- [STATED TASK]:
Below you will find a set of lines. Repeat them all exactly.

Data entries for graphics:
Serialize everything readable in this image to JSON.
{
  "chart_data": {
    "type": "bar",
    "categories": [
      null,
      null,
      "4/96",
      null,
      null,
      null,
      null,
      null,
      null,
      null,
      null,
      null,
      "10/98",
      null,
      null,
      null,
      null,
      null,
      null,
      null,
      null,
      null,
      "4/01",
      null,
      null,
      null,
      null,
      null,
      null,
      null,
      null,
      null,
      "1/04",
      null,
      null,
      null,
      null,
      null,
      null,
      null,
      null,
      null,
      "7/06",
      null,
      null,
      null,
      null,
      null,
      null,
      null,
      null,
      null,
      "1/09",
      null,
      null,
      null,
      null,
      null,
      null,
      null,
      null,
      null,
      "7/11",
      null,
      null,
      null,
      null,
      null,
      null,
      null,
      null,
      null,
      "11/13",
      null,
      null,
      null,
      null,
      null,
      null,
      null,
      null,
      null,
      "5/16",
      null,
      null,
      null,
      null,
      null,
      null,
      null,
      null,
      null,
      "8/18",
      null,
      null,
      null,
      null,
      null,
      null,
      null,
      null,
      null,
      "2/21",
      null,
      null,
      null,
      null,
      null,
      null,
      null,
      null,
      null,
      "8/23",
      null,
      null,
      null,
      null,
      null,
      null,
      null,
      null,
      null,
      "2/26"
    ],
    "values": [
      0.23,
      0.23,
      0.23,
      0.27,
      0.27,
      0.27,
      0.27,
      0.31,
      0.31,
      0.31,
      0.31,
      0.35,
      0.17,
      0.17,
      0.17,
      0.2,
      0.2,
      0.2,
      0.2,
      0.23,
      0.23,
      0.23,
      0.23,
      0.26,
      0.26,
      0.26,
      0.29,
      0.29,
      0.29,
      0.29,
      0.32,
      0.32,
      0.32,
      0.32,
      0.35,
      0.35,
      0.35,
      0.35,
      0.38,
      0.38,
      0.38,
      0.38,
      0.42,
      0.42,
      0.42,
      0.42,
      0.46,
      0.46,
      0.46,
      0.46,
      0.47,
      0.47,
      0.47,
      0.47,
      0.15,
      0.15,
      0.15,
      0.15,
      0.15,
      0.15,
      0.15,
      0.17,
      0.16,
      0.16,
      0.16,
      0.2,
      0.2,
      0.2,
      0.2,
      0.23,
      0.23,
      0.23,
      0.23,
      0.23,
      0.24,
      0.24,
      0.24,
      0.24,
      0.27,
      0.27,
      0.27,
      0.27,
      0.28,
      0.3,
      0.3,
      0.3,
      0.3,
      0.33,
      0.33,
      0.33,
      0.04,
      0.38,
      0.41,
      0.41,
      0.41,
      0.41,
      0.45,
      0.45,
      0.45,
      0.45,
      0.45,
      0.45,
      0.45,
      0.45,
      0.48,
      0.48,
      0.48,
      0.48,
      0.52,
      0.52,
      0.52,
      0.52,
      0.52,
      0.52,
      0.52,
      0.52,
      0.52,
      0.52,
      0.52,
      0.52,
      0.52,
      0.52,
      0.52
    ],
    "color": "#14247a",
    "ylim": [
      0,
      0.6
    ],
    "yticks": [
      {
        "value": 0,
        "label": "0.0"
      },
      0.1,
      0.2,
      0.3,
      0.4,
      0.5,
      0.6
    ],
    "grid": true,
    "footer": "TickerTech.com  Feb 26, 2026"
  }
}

- [TASK RESULT]:
Serialize everything readable in this image to JSON.
{
  "chart_data": {
    "type": "bar",
    "categories": [
      null,
      null,
      "4/96",
      null,
      null,
      null,
      null,
      null,
      null,
      null,
      null,
      null,
      "10/98",
      null,
      null,
      null,
      null,
      null,
      null,
      null,
      null,
      null,
      "4/01",
      null,
      null,
      null,
      null,
      null,
      null,
      null,
      null,
      null,
      "1/04",
      null,
      null,
      null,
      null,
      null,
      null,
      null,
      null,
      null,
      "7/06",
      null,
      null,
      null,
      null,
      null,
      null,
      null,
      null,
      null,
      "1/09",
      null,
      null,
      null,
      null,
      null,
      null,
      null,
      null,
      null,
      "7/11",
      null,
      null,
      null,
      null,
      null,
      null,
      null,
      null,
      null,
      "11/13",
      null,
      null,
      null,
      null,
      null,
      null,
      null,
      null,
      null,
      "5/16",
      null,
      null,
      null,
      null,
      null,
      null,
      null,
      null,
      null,
      "8/18",
      null,
      null,
      null,
      null,
      null,
      null,
      null,
      null,
      null,
      "2/21",
      null,
      null,
      null,
      null,
      null,
      null,
      null,
      null,
      null,
      "8/23",
      null,
      null,
      null,
      null,
      null,
      null,
      null,
      null,
      null,
      "2/26"
    ],
    "values": [
      0.23,
      0.23,
      0.23,
      0.27,
      0.27,
      0.27,
      0.27,
      0.31,
      0.31,
      0.31,
      0.31,
      0.35,
      0.17,
      0.17,
      0.17,
      0.2,
      0.2,
      0.2,
      0.2,
      0.23,
      0.23,
      0.23,
      0.23,
      0.26,
      0.26,
      0.26,
      0.29,
      0.29,
      0.29,
      0.29,
      0.32,
      0.32,
      0.32,
      0.32,
      0.35,
      0.35,
      0.35,
      0.35,
      0.38,
      0.38,
      0.38,
      0.38,
      0.42,
      0.42,
      0.42,
      0.42,
      0.46,
      0.46,
      0.46,
      0.46,
      0.47,
      0.47,
      0.47,
      0.47,
      0.15,
      0.15,
      0.15,
      0.15,
      0.15,
      0.15,
      0.15,
      0.17,
      0.16,
      0.16,
      0.16,
      0.2,
      0.2,
      0.2,
      0.2,
      0.23,
      0.23,
      0.23,
      0.23,
      0.23,
      0.24,
      0.24,
      0.24,
      0.24,
      0.27,
      0.27,
      0.27,
      0.27,
      0.28,
      0.3,
      0.3,
      0.3,
      0.3,
      0.33,
      0.33,
      0.33,
      0.04,
      0.38,
      0.41,
      0.41,
      0.41,
      0.41,
      0.45,
      0.45,
      0.45,
      0.45,
      0.45,
      0.45,
      0.45,
      0.45,
      0.48,
      0.48,
      0.48,
      0.48,
      0.52,
      0.52,
      0.52,
      0.52,
      0.52,
      0.52,
      0.52,
      0.52,
      0.52,
      0.52,
      0.52,
      0.52,
      0.52,
      0.52,
      0.52
    ],
    "color": "#14247a",
    "ylim": [
      0,
      0.6
    ],
    "yticks": [
      {
        "value": 0,
        "label": "0.0"
      },
      0.1,
      0.2,
      0.3,
      0.4,
      0.5,
      0.6
    ],
    "grid": true,
    "footer": "TickerTech.com  Feb 26, 2026"
  }
}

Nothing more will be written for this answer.